### Records for the task
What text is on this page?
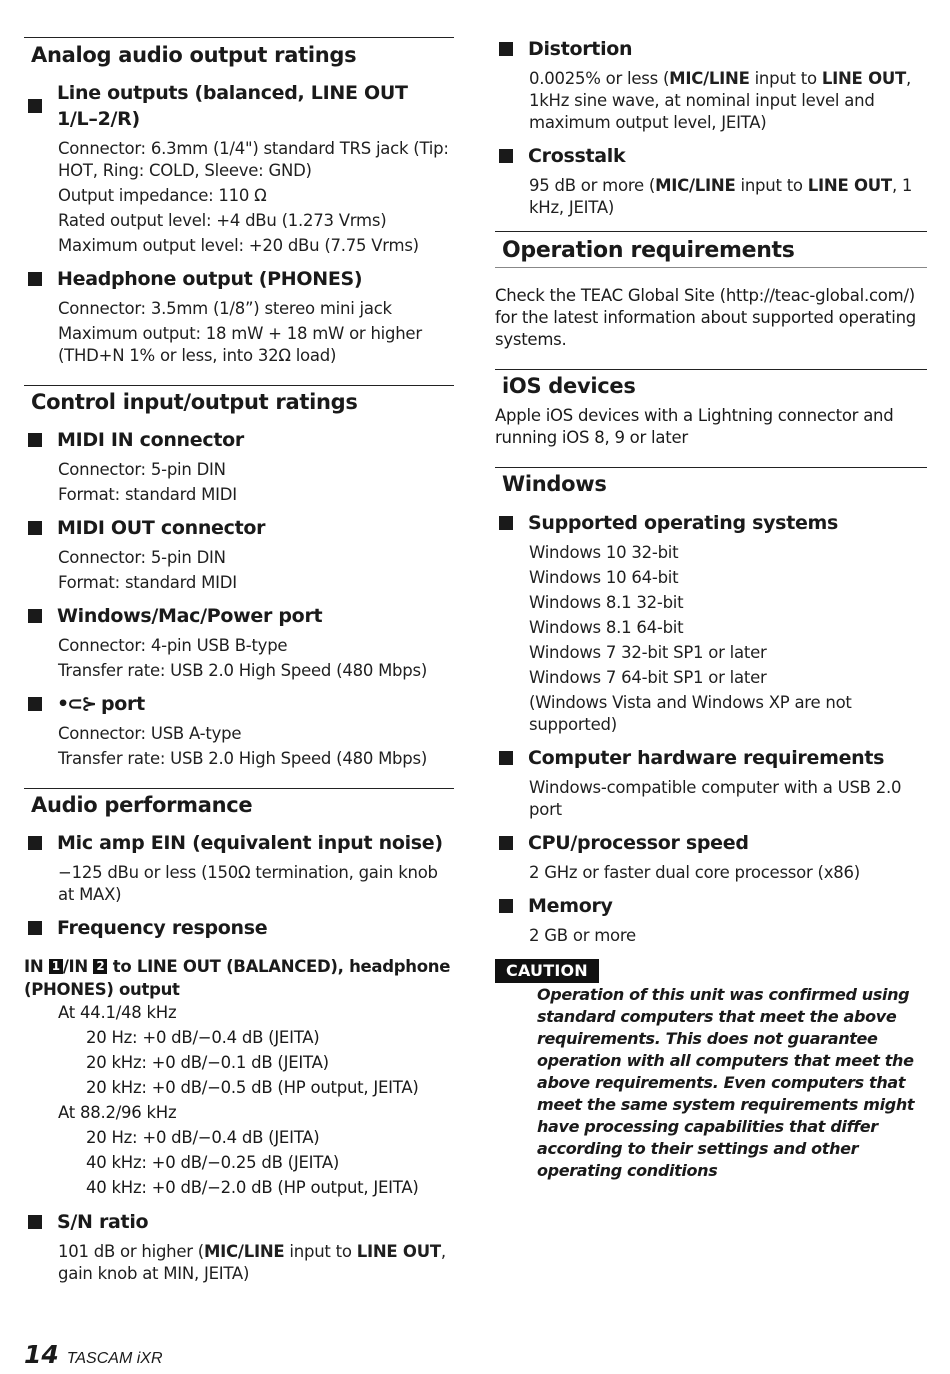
Analog audio output ratings

Line outputs (balanced, LINE OUT 1/L–2/R)

Connector: 6.3mm (1/4") standard TRS jack (Tip: HOT, Ring: COLD, Sleeve: GND)

Output impedance: 110 Ω

Rated output level: +4 dBu (1.273 Vrms)

Maximum output level: +20 dBu (7.75 Vrms)

Headphone output (PHONES)

Connector: 3.5mm (1/8”) stereo mini jack

Maximum output: 18 mW + 18 mW or higher (THD+N 1% or less, into 32Ω load)

Control input/output ratings

MIDI IN connector

Connector: 5-pin DIN

Format: standard MIDI

MIDI OUT connector

Connector: 5-pin DIN

Format: standard MIDI

Windows/Mac/Power port

Connector: 4-pin USB B-type

Transfer rate: USB 2.0 High Speed (480 Mbps)

•⊂⊱ port

Connector: USB A-type

Transfer rate: USB 2.0 High Speed (480 Mbps)

Audio performance

Mic amp EIN (equivalent input noise)

−125 dBu or less (150Ω termination, gain knob at MAX)

Frequency response

IN 1 /IN 2 to LINE OUT (BALANCED), headphone (PHONES) output

At 44.1/48 kHz

20 Hz: +0 dB/−0.4 dB (JEITA)

20 kHz: +0 dB/−0.1 dB (JEITA)

20 kHz: +0 dB/−0.5 dB (HP output, JEITA)

At 88.2/96 kHz

20 Hz: +0 dB/−0.4 dB (JEITA)

40 kHz: +0 dB/−0.25 dB (JEITA)

40 kHz: +0 dB/−2.0 dB (HP output, JEITA)

S/N ratio

101 dB or higher (MIC/LINE input to LINE OUT, gain knob at MIN, JEITA)

Distortion

0.0025% or less (MIC/LINE input to LINE OUT, 1kHz sine wave, at nominal input level and maximum output level, JEITA)

Crosstalk

95 dB or more (MIC/LINE input to LINE OUT, 1 kHz, JEITA)

Operation requirements

Check the TEAC Global Site (http://teac-global.com/) for the latest information about supported operating systems.

iOS devices

Apple iOS devices with a Lightning connector and running iOS 8, 9 or later

Windows

Supported operating systems

Windows 10 32-bit

Windows 10 64-bit

Windows 8.1 32-bit

Windows 8.1 64-bit

Windows 7 32-bit SP1 or later

Windows 7 64-bit SP1 or later

(Windows Vista and Windows XP are not supported)

Computer hardware requirements

Windows-compatible computer with a USB 2.0 port

CPU/processor speed

2 GHz or faster dual core processor (x86)

Memory

2 GB or more

CAUTION

Operation of this unit was confirmed using standard computers that meet the above requirements. This does not guarantee operation with all computers that meet the above requirements. Even computers that meet the same system requirements might have processing capabilities that differ according to their settings and other operating conditions

14 TASCAM iXR
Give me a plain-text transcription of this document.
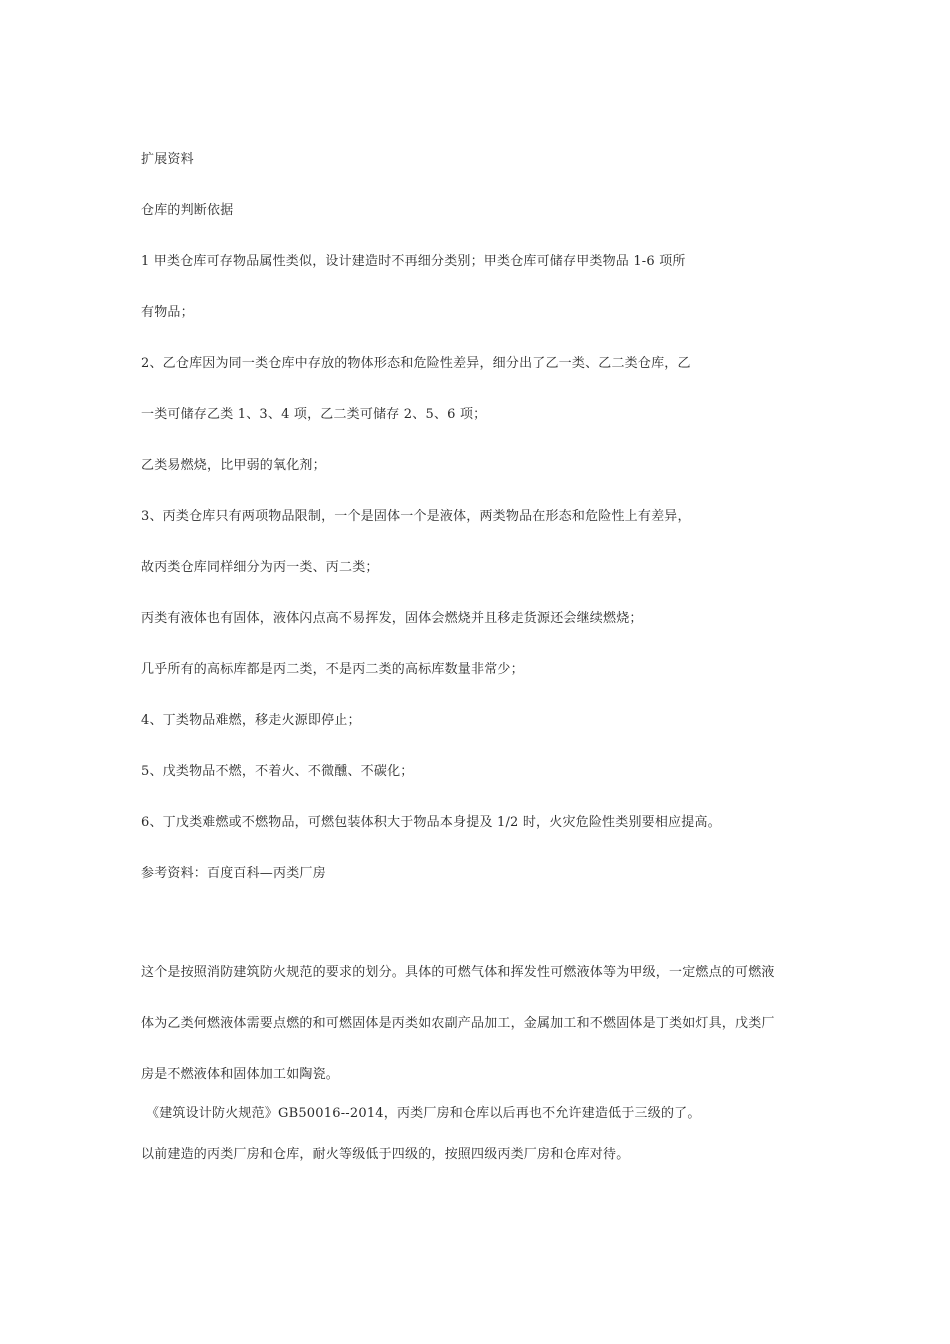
扩展资料
仓库的判断依据
1 甲类仓库可存物品属性类似，设计建造时不再细分类别；甲类仓库可储存甲类物品 1-6 项所
有物品；
2、乙仓库因为同一类仓库中存放的物体形态和危险性差异，细分出了乙一类、乙二类仓库，乙
一类可储存乙类 1、3、4 项，乙二类可储存 2、5、6 项；
乙类易燃烧，比甲弱的氧化剂；
3、丙类仓库只有两项物品限制，一个是固体一个是液体，两类物品在形态和危险性上有差异，
故丙类仓库同样细分为丙一类、丙二类；
丙类有液体也有固体，液体闪点高不易挥发，固体会燃烧并且移走货源还会继续燃烧；
几乎所有的高标库都是丙二类，不是丙二类的高标库数量非常少；
4、丁类物品难燃，移走火源即停止；
5、戊类物品不燃，不着火、不微醺、不碳化；
6、丁戊类难燃或不燃物品，可燃包装体积大于物品本身提及 1/2 时，火灾危险性类别要相应提高。
参考资料：百度百科—丙类厂房
这个是按照消防建筑防火规范的要求的划分。具体的可燃气体和挥发性可燃液体等为甲级，一定燃点的可燃液
体为乙类何燃液体需要点燃的和可燃固体是丙类如农副产品加工，金属加工和不燃固体是丁类如灯具，戊类厂
房是不燃液体和固体加工如陶瓷。
《建筑设计防火规范》GB50016--2014，丙类厂房和仓库以后再也不允许建造低于三级的了。
以前建造的丙类厂房和仓库，耐火等级低于四级的，按照四级丙类厂房和仓库对待。
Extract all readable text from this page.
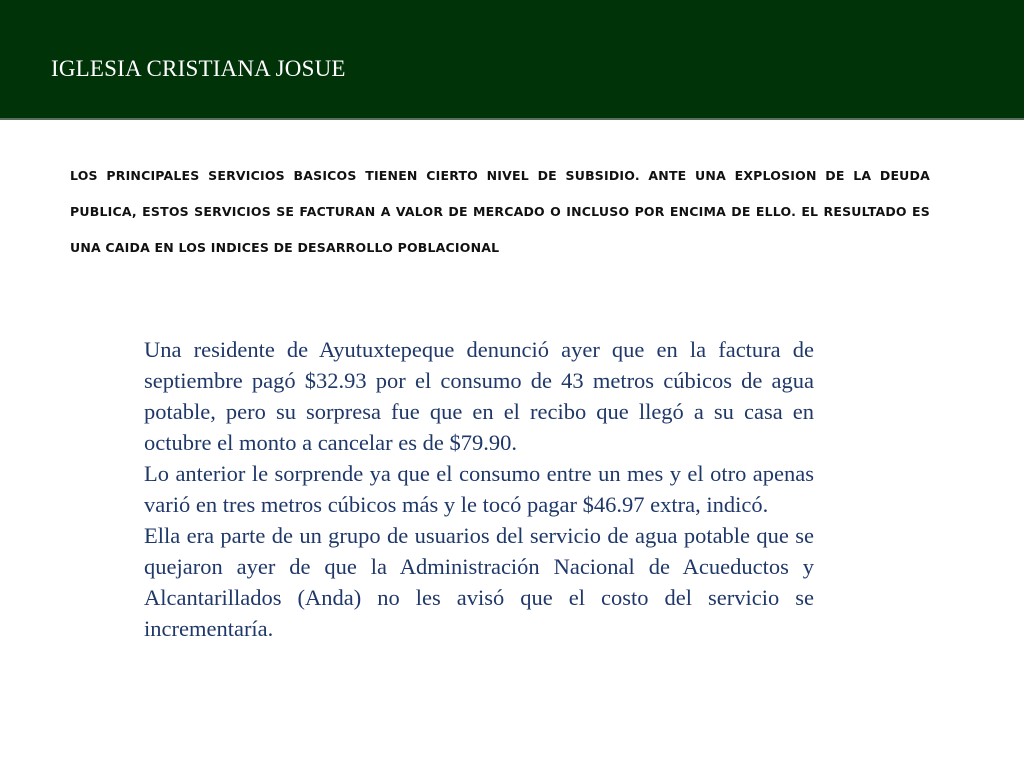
IGLESIA CRISTIANA JOSUE

LOS PRINCIPALES SERVICIOS BASICOS TIENEN CIERTO NIVEL DE SUBSIDIO. ANTE UNA EXPLOSION DE LA DEUDA PUBLICA, ESTOS SERVICIOS SE FACTURAN A VALOR DE MERCADO O INCLUSO POR ENCIMA DE ELLO. EL RESULTADO ES UNA CAIDA EN LOS INDICES DE DESARROLLO POBLACIONAL

Una residente de Ayutuxtepeque denunció ayer que en la factura de septiembre pagó $32.93 por el consumo de 43 metros cúbicos de agua potable, pero su sorpresa fue que en el recibo que llegó a su casa en octubre el monto a cancelar es de $79.90.

Lo anterior le sorprende ya que el consumo entre un mes y el otro apenas varió en tres metros cúbicos más y le tocó pagar $46.97 extra, indicó.

Ella era parte de un grupo de usuarios del servicio de agua potable que se quejaron ayer de que la Administración Nacional de Acueductos y Alcantarillados (Anda) no les avisó que el costo del servicio se incrementaría.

### Given task
Your copy of the data above should match it exactly, except that pictures are left out.

### Exercise result
What text is on this page?
Analog audio output ratings

Line outputs (balanced, LINE OUT 1/L–2/R)

Connector: 6.3mm (1/4") standard TRS jack (Tip: HOT, Ring: COLD, Sleeve: GND)

Output impedance: 110 Ω

Rated output level: +4 dBu (1.273 Vrms)

Maximum output level: +20 dBu (7.75 Vrms)

Headphone output (PHONES)

Connector: 3.5mm (1/8”) stereo mini jack

Maximum output: 18 mW + 18 mW or higher (THD+N 1% or less, into 32Ω load)

Control input/output ratings

MIDI IN connector

Connector: 5-pin DIN

Format: standard MIDI

MIDI OUT connector

Connector: 5-pin DIN

Format: standard MIDI

Windows/Mac/Power port

Connector: 4-pin USB B-type

Transfer rate: USB 2.0 High Speed (480 Mbps)

•⊂⊱ port

Connector: USB A-type

Transfer rate: USB 2.0 High Speed (480 Mbps)

Audio performance

Mic amp EIN (equivalent input noise)

−125 dBu or less (150Ω termination, gain knob at MAX)

Frequency response

IN 1 /IN 2 to LINE OUT (BALANCED), headphone (PHONES) output

At 44.1/48 kHz

20 Hz: +0 dB/−0.4 dB (JEITA)

20 kHz: +0 dB/−0.1 dB (JEITA)

20 kHz: +0 dB/−0.5 dB (HP output, JEITA)

At 88.2/96 kHz

20 Hz: +0 dB/−0.4 dB (JEITA)

40 kHz: +0 dB/−0.25 dB (JEITA)

40 kHz: +0 dB/−2.0 dB (HP output, JEITA)

S/N ratio

101 dB or higher (MIC/LINE input to LINE OUT, gain knob at MIN, JEITA)

Distortion

0.0025% or less (MIC/LINE input to LINE OUT, 1kHz sine wave, at nominal input level and maximum output level, JEITA)

Crosstalk

95 dB or more (MIC/LINE input to LINE OUT, 1 kHz, JEITA)

Operation requirements

Check the TEAC Global Site (http://teac-global.com/) for the latest information about supported operating systems.

iOS devices

Apple iOS devices with a Lightning connector and running iOS 8, 9 or later

Windows

Supported operating systems

Windows 10 32-bit

Windows 10 64-bit

Windows 8.1 32-bit

Windows 8.1 64-bit

Windows 7 32-bit SP1 or later

Windows 7 64-bit SP1 or later

(Windows Vista and Windows XP are not supported)

Computer hardware requirements

Windows-compatible computer with a USB 2.0 port

CPU/processor speed

2 GHz or faster dual core processor (x86)

Memory

2 GB or more

CAUTION

Operation of this unit was confirmed using standard computers that meet the above requirements. This does not guarantee operation with all computers that meet the above requirements. Even computers that meet the same system requirements might have processing capabilities that differ according to their settings and other operating conditions

14 TASCAM iXR
Give me a plain-text transcription of this document.
扩展资料
仓库的判断依据
1 甲类仓库可存物品属性类似，设计建造时不再细分类别；甲类仓库可储存甲类物品 1-6 项所
有物品；
2、乙仓库因为同一类仓库中存放的物体形态和危险性差异，细分出了乙一类、乙二类仓库，乙
一类可储存乙类 1、3、4 项，乙二类可储存 2、5、6 项；
乙类易燃烧，比甲弱的氧化剂；
3、丙类仓库只有两项物品限制，一个是固体一个是液体，两类物品在形态和危险性上有差异，
故丙类仓库同样细分为丙一类、丙二类；
丙类有液体也有固体，液体闪点高不易挥发，固体会燃烧并且移走货源还会继续燃烧；
几乎所有的高标库都是丙二类，不是丙二类的高标库数量非常少；
4、丁类物品难燃，移走火源即停止；
5、戊类物品不燃，不着火、不微醺、不碳化；
6、丁戊类难燃或不燃物品，可燃包装体积大于物品本身提及 1/2 时，火灾危险性类别要相应提高。
参考资料：百度百科—丙类厂房
这个是按照消防建筑防火规范的要求的划分。具体的可燃气体和挥发性可燃液体等为甲级，一定燃点的可燃液
体为乙类何燃液体需要点燃的和可燃固体是丙类如农副产品加工，金属加工和不燃固体是丁类如灯具，戊类厂
房是不燃液体和固体加工如陶瓷。
《建筑设计防火规范》GB50016--2014，丙类厂房和仓库以后再也不允许建造低于三级的了。
以前建造的丙类厂房和仓库，耐火等级低于四级的，按照四级丙类厂房和仓库对待。
Extract all readable text from this page.
IGLESIA CRISTIANA JOSUE

LOS PRINCIPALES SERVICIOS BASICOS TIENEN CIERTO NIVEL DE SUBSIDIO. ANTE UNA EXPLOSION DE LA DEUDA PUBLICA, ESTOS SERVICIOS SE FACTURAN A VALOR DE MERCADO O INCLUSO POR ENCIMA DE ELLO. EL RESULTADO ES UNA CAIDA EN LOS INDICES DE DESARROLLO POBLACIONAL

Una residente de Ayutuxtepeque denunció ayer que en la factura de septiembre pagó $32.93 por el consumo de 43 metros cúbicos de agua potable, pero su sorpresa fue que en el recibo que llegó a su casa en octubre el monto a cancelar es de $79.90.

Lo anterior le sorprende ya que el consumo entre un mes y el otro apenas varió en tres metros cúbicos más y le tocó pagar $46.97 extra, indicó.

Ella era parte de un grupo de usuarios del servicio de agua potable que se quejaron ayer de que la Administración Nacional de Acueductos y Alcantarillados (Anda) no les avisó que el costo del servicio se incrementaría.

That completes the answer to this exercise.